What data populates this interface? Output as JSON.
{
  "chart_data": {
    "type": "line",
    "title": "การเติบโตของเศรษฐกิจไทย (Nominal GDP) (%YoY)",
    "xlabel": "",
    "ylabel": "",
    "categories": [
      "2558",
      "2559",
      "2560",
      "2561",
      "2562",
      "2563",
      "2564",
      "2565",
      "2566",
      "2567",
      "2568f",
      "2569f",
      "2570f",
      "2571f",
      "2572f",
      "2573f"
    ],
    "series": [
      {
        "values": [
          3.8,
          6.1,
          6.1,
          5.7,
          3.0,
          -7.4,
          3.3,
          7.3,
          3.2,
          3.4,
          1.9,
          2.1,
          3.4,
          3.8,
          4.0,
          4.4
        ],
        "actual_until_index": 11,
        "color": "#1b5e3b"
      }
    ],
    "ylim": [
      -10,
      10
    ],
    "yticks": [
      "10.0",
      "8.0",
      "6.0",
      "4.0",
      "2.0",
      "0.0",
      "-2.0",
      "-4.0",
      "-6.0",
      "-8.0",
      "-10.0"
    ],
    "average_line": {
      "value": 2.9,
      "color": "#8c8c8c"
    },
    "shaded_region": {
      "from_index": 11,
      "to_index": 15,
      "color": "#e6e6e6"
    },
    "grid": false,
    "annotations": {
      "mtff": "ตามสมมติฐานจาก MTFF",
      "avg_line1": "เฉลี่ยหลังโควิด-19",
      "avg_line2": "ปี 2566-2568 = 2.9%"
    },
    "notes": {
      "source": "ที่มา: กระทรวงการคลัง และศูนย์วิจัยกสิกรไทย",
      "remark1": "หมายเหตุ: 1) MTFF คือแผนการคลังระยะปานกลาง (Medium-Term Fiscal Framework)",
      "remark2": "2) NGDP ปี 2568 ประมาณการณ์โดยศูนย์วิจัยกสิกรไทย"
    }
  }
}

******

| Objective |
Find each line with the string "MTFF" and copy it out.

| Written response |
      "mtff": "ตามสมมติฐานจาก MTFF",
      "remark1": "หมายเหตุ: 1) MTFF คือแผนการคลังระยะปานกลาง (Medium-Term Fiscal Framework)",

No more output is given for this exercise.